Items listed in a dataset
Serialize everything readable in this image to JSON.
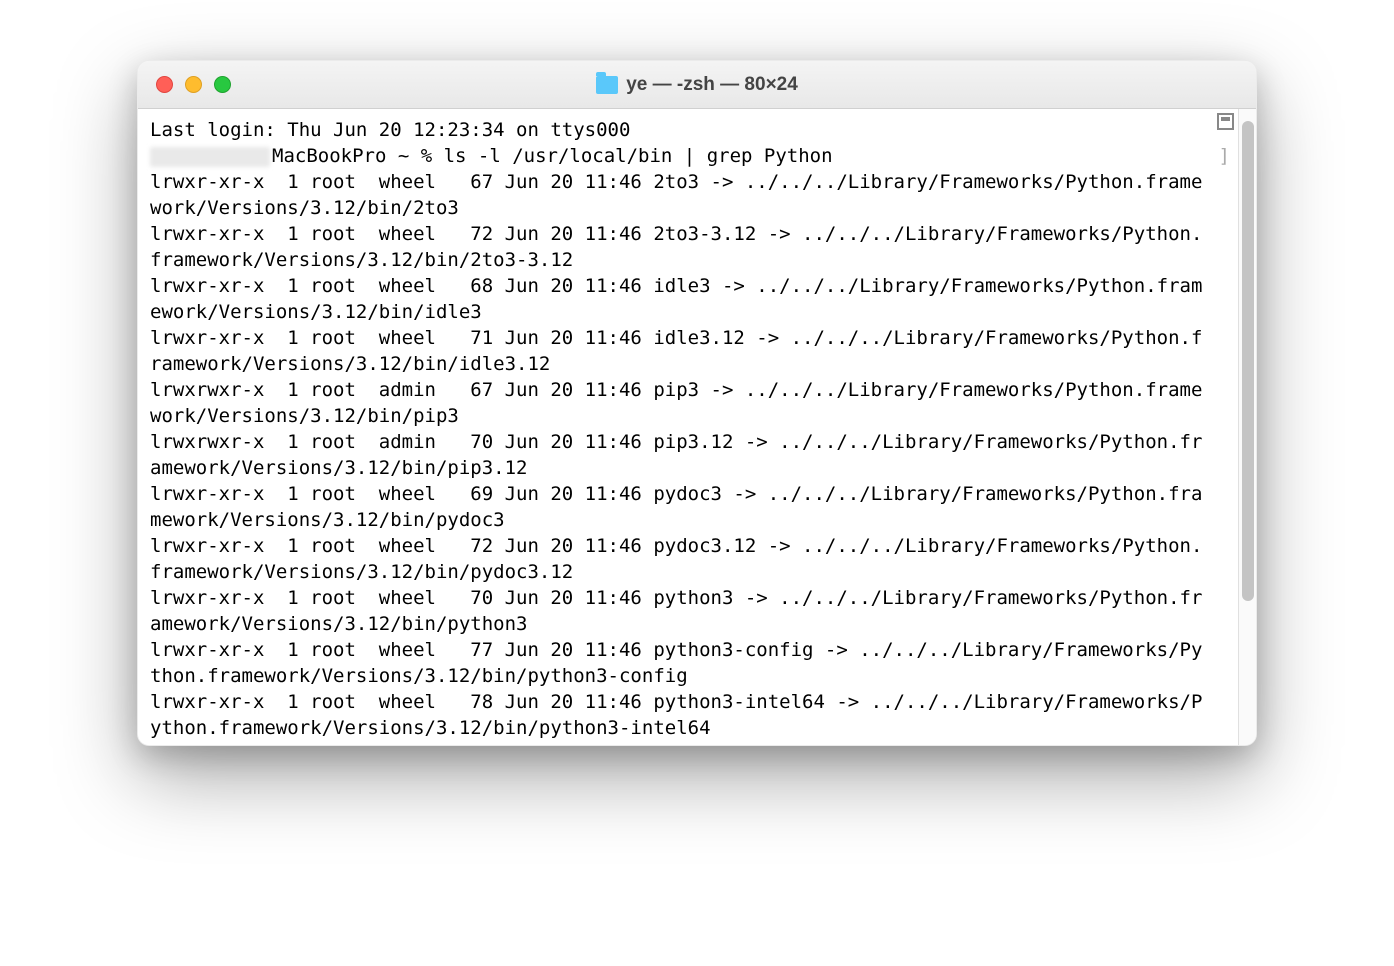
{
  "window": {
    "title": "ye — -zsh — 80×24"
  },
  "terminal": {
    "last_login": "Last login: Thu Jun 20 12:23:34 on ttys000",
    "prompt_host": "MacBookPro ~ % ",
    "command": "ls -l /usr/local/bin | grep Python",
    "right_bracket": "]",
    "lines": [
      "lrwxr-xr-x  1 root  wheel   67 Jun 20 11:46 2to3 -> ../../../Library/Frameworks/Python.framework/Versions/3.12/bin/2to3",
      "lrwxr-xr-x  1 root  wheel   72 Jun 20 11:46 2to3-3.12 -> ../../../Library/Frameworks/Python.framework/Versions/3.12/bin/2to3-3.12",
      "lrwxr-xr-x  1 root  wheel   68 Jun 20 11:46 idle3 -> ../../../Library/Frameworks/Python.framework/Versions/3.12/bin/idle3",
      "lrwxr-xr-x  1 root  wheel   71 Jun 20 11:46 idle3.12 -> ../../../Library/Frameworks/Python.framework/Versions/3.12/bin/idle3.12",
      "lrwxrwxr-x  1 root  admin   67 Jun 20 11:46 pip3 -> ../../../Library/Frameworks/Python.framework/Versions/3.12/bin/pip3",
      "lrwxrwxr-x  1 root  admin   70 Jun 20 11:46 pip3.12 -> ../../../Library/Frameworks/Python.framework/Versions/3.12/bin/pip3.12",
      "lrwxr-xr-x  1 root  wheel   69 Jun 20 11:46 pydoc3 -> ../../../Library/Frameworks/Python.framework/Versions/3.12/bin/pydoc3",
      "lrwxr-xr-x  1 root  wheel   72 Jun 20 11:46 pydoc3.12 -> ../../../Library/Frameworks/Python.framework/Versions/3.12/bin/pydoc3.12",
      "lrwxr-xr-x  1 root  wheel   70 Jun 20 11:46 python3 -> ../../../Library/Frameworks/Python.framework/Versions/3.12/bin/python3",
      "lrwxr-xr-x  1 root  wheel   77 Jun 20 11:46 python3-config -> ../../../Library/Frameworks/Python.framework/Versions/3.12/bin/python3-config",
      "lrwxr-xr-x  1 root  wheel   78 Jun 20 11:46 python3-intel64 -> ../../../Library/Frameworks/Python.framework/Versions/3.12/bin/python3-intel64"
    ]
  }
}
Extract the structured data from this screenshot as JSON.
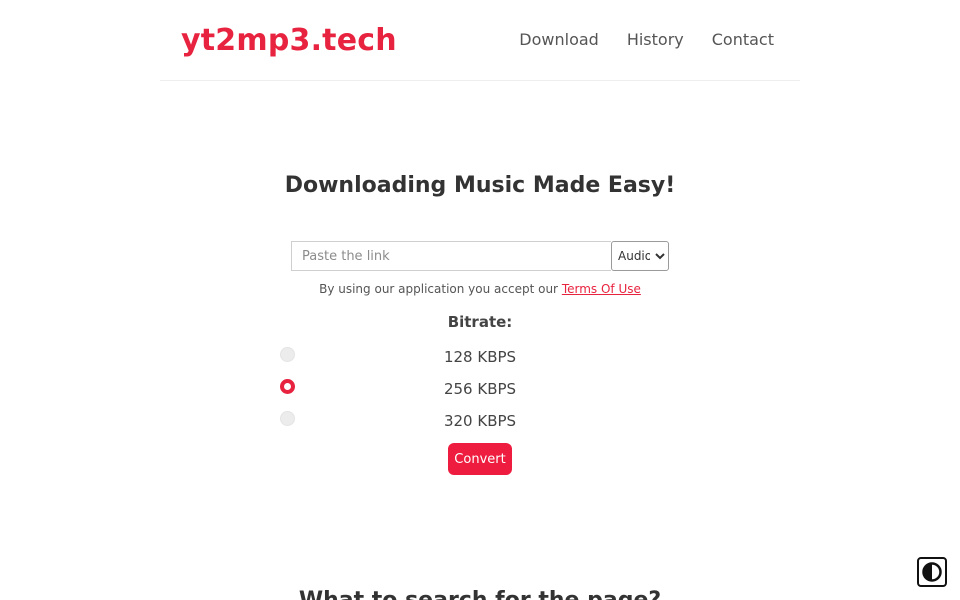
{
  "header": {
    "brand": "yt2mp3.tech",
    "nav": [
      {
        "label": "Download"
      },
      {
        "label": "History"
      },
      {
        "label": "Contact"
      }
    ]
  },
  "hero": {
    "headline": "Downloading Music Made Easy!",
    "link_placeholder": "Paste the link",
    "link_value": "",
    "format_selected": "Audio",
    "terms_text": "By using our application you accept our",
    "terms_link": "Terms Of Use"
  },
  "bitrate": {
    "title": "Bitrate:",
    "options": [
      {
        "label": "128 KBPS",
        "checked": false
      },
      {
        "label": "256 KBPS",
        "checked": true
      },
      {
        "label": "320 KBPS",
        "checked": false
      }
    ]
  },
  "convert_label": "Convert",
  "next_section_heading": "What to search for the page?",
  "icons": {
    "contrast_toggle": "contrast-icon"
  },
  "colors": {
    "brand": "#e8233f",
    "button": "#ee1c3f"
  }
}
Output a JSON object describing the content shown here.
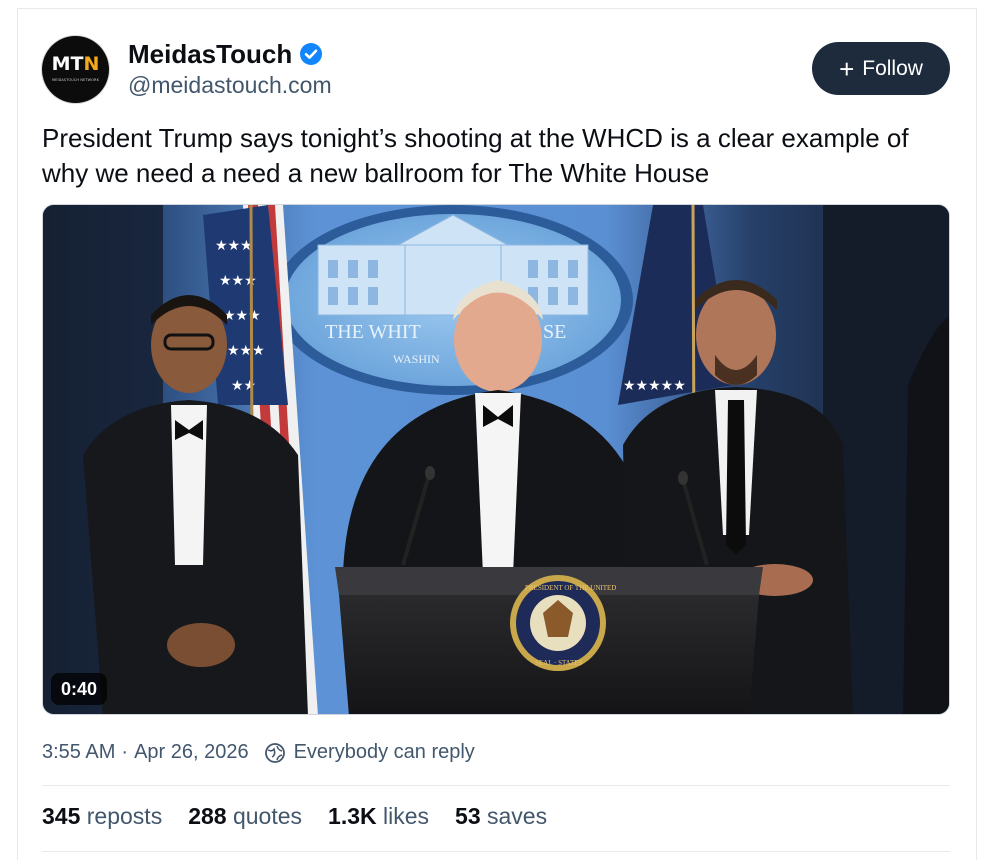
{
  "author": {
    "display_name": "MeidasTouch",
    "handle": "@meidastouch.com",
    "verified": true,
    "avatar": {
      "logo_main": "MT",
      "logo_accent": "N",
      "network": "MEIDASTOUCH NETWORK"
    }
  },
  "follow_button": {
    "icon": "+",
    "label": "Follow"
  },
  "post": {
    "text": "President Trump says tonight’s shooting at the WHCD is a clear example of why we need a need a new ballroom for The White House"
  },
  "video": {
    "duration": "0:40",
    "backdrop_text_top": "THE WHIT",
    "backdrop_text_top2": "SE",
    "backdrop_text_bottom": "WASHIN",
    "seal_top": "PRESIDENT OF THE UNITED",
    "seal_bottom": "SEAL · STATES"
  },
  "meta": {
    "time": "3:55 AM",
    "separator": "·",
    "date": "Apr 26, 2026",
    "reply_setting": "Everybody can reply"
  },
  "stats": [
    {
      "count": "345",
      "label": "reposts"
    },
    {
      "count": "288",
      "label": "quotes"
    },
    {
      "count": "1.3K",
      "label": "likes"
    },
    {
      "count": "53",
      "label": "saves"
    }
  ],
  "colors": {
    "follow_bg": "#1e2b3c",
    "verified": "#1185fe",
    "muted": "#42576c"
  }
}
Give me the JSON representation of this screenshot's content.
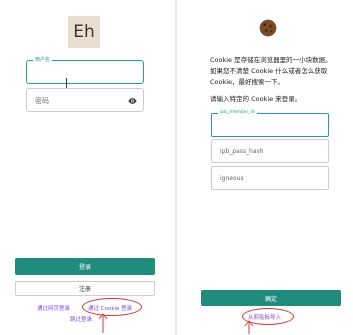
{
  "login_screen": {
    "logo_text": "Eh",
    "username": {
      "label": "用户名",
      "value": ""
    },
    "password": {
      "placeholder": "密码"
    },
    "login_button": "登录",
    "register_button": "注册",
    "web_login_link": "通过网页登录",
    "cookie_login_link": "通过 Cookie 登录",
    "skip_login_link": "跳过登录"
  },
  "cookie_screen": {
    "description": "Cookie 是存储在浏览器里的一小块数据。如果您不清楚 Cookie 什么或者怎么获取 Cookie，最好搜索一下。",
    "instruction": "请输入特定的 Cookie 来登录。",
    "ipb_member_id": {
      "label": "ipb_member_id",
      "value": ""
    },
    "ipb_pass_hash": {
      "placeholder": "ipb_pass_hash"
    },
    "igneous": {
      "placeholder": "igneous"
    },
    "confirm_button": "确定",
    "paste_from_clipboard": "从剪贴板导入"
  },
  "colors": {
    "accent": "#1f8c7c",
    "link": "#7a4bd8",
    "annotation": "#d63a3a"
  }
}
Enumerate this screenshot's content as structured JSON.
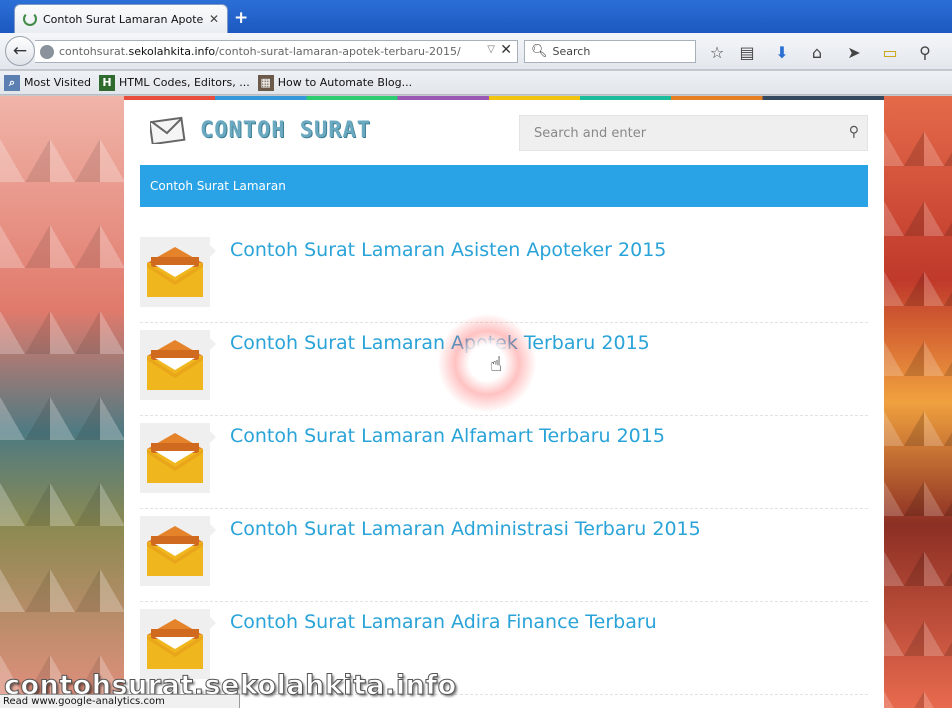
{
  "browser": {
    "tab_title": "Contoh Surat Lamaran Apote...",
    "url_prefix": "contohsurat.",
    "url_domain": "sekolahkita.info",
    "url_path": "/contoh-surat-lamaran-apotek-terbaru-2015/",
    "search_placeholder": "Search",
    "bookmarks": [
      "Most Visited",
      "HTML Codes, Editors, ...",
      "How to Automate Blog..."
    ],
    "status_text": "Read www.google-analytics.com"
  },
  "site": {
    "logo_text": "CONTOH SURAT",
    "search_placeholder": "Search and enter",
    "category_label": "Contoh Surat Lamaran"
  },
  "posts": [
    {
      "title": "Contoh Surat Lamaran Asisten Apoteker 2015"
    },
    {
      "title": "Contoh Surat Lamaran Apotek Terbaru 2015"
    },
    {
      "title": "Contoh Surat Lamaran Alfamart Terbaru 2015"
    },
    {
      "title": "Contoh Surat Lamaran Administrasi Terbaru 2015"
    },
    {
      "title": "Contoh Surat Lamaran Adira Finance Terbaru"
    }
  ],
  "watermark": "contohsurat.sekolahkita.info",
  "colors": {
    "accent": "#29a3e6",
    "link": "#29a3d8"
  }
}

§ Task statement:
Repeat the data exactly, without the pictures.

§ Task output:
Serialize everything readable in this image to JSON.
{
  "window": {
    "title": "ye — -zsh — 80×24"
  },
  "terminal": {
    "last_login": "Last login: Thu Jun 20 12:23:34 on ttys000",
    "prompt_host": "MacBookPro ~ % ",
    "command": "ls -l /usr/local/bin | grep Python",
    "right_bracket": "]",
    "lines": [
      "lrwxr-xr-x  1 root  wheel   67 Jun 20 11:46 2to3 -> ../../../Library/Frameworks/Python.framework/Versions/3.12/bin/2to3",
      "lrwxr-xr-x  1 root  wheel   72 Jun 20 11:46 2to3-3.12 -> ../../../Library/Frameworks/Python.framework/Versions/3.12/bin/2to3-3.12",
      "lrwxr-xr-x  1 root  wheel   68 Jun 20 11:46 idle3 -> ../../../Library/Frameworks/Python.framework/Versions/3.12/bin/idle3",
      "lrwxr-xr-x  1 root  wheel   71 Jun 20 11:46 idle3.12 -> ../../../Library/Frameworks/Python.framework/Versions/3.12/bin/idle3.12",
      "lrwxrwxr-x  1 root  admin   67 Jun 20 11:46 pip3 -> ../../../Library/Frameworks/Python.framework/Versions/3.12/bin/pip3",
      "lrwxrwxr-x  1 root  admin   70 Jun 20 11:46 pip3.12 -> ../../../Library/Frameworks/Python.framework/Versions/3.12/bin/pip3.12",
      "lrwxr-xr-x  1 root  wheel   69 Jun 20 11:46 pydoc3 -> ../../../Library/Frameworks/Python.framework/Versions/3.12/bin/pydoc3",
      "lrwxr-xr-x  1 root  wheel   72 Jun 20 11:46 pydoc3.12 -> ../../../Library/Frameworks/Python.framework/Versions/3.12/bin/pydoc3.12",
      "lrwxr-xr-x  1 root  wheel   70 Jun 20 11:46 python3 -> ../../../Library/Frameworks/Python.framework/Versions/3.12/bin/python3",
      "lrwxr-xr-x  1 root  wheel   77 Jun 20 11:46 python3-config -> ../../../Library/Frameworks/Python.framework/Versions/3.12/bin/python3-config",
      "lrwxr-xr-x  1 root  wheel   78 Jun 20 11:46 python3-intel64 -> ../../../Library/Frameworks/Python.framework/Versions/3.12/bin/python3-intel64"
    ]
  }
}
Extract the structured data from this screenshot as JSON.
{
  "header": {
    "brand": "yt2mp3.tech",
    "nav": [
      {
        "label": "Download"
      },
      {
        "label": "History"
      },
      {
        "label": "Contact"
      }
    ]
  },
  "hero": {
    "headline": "Downloading Music Made Easy!",
    "link_placeholder": "Paste the link",
    "link_value": "",
    "format_selected": "Audio",
    "terms_text": "By using our application you accept our",
    "terms_link": "Terms Of Use"
  },
  "bitrate": {
    "title": "Bitrate:",
    "options": [
      {
        "label": "128 KBPS",
        "checked": false
      },
      {
        "label": "256 KBPS",
        "checked": true
      },
      {
        "label": "320 KBPS",
        "checked": false
      }
    ]
  },
  "convert_label": "Convert",
  "next_section_heading": "What to search for the page?",
  "icons": {
    "contrast_toggle": "contrast-icon"
  },
  "colors": {
    "brand": "#e8233f",
    "button": "#ee1c3f"
  }
}
Output a JSON object describing the content shown here.
{
  "author": {
    "display_name": "MeidasTouch",
    "handle": "@meidastouch.com",
    "verified": true,
    "avatar": {
      "logo_main": "MT",
      "logo_accent": "N",
      "network": "MEIDASTOUCH NETWORK"
    }
  },
  "follow_button": {
    "icon": "+",
    "label": "Follow"
  },
  "post": {
    "text": "President Trump says tonight’s shooting at the WHCD is a clear example of why we need a need a new ballroom for The White House"
  },
  "video": {
    "duration": "0:40",
    "backdrop_text_top": "THE WHIT",
    "backdrop_text_top2": "SE",
    "backdrop_text_bottom": "WASHIN",
    "seal_top": "PRESIDENT OF THE UNITED",
    "seal_bottom": "SEAL · STATES"
  },
  "meta": {
    "time": "3:55 AM",
    "separator": "·",
    "date": "Apr 26, 2026",
    "reply_setting": "Everybody can reply"
  },
  "stats": [
    {
      "count": "345",
      "label": "reposts"
    },
    {
      "count": "288",
      "label": "quotes"
    },
    {
      "count": "1.3K",
      "label": "likes"
    },
    {
      "count": "53",
      "label": "saves"
    }
  ],
  "colors": {
    "follow_bg": "#1e2b3c",
    "verified": "#1185fe",
    "muted": "#42576c"
  }
}
Give me the JSON representation of this screenshot's content.
{
  "login_screen": {
    "logo_text": "Eh",
    "username": {
      "label": "用户名",
      "value": ""
    },
    "password": {
      "placeholder": "密码"
    },
    "login_button": "登录",
    "register_button": "注册",
    "web_login_link": "通过网页登录",
    "cookie_login_link": "通过 Cookie 登录",
    "skip_login_link": "跳过登录"
  },
  "cookie_screen": {
    "description": "Cookie 是存储在浏览器里的一小块数据。如果您不清楚 Cookie 什么或者怎么获取 Cookie，最好搜索一下。",
    "instruction": "请输入特定的 Cookie 来登录。",
    "ipb_member_id": {
      "label": "ipb_member_id",
      "value": ""
    },
    "ipb_pass_hash": {
      "placeholder": "ipb_pass_hash"
    },
    "igneous": {
      "placeholder": "igneous"
    },
    "confirm_button": "确定",
    "paste_from_clipboard": "从剪贴板导入"
  },
  "colors": {
    "accent": "#1f8c7c",
    "link": "#7a4bd8",
    "annotation": "#d63a3a"
  }
}
Enumerate this screenshot's content as structured JSON.
{
  "browser": {
    "tab_title": "Contoh Surat Lamaran Apote...",
    "url_prefix": "contohsurat.",
    "url_domain": "sekolahkita.info",
    "url_path": "/contoh-surat-lamaran-apotek-terbaru-2015/",
    "search_placeholder": "Search",
    "bookmarks": [
      "Most Visited",
      "HTML Codes, Editors, ...",
      "How to Automate Blog..."
    ],
    "status_text": "Read www.google-analytics.com"
  },
  "site": {
    "logo_text": "CONTOH SURAT",
    "search_placeholder": "Search and enter",
    "category_label": "Contoh Surat Lamaran"
  },
  "posts": [
    {
      "title": "Contoh Surat Lamaran Asisten Apoteker 2015"
    },
    {
      "title": "Contoh Surat Lamaran Apotek Terbaru 2015"
    },
    {
      "title": "Contoh Surat Lamaran Alfamart Terbaru 2015"
    },
    {
      "title": "Contoh Surat Lamaran Administrasi Terbaru 2015"
    },
    {
      "title": "Contoh Surat Lamaran Adira Finance Terbaru"
    }
  ],
  "watermark": "contohsurat.sekolahkita.info",
  "colors": {
    "accent": "#29a3e6",
    "link": "#29a3d8"
  }
}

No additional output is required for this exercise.